:: Problem to work on ::
Return each line of the listing that contains the string "title".

—————

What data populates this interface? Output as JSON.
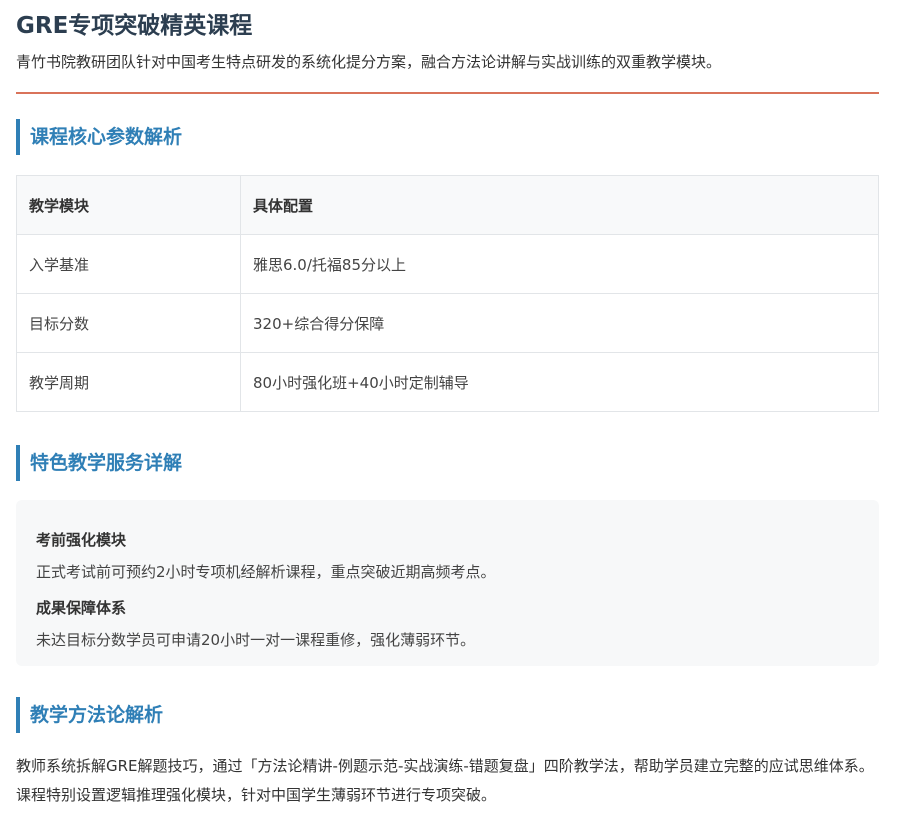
{
  "page": {
    "title": "GRE专项突破精英课程",
    "intro": "青竹书院教研团队针对中国考生特点研发的系统化提分方案，融合方法论讲解与实战训练的双重教学模块。"
  },
  "params_section": {
    "heading": "课程核心参数解析",
    "columns": [
      "教学模块",
      "具体配置"
    ],
    "rows": [
      [
        "入学基准",
        "雅思6.0/托福85分以上"
      ],
      [
        "目标分数",
        "320+综合得分保障"
      ],
      [
        "教学周期",
        "80小时强化班+40小时定制辅导"
      ]
    ]
  },
  "services_section": {
    "heading": "特色教学服务详解",
    "items": [
      {
        "title": "考前强化模块",
        "desc": "正式考试前可预约2小时专项机经解析课程，重点突破近期高频考点。"
      },
      {
        "title": "成果保障体系",
        "desc": "未达目标分数学员可申请20小时一对一课程重修，强化薄弱环节。"
      }
    ]
  },
  "method_section": {
    "heading": "教学方法论解析",
    "text": "教师系统拆解GRE解题技巧，通过「方法论精讲-例题示范-实战演练-错题复盘」四阶教学法，帮助学员建立完整的应试思维体系。课程特别设置逻辑推理强化模块，针对中国学生薄弱环节进行专项突破。"
  },
  "colors": {
    "accent": "#2f7fb6",
    "rule": "#d9735a",
    "title": "#2c3e50"
  }
}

—————

:: Final answer ::
    "title": "GRE专项突破精英课程",
        "title": "考前强化模块",
        "title": "成果保障体系",
    "title": "#2c3e50"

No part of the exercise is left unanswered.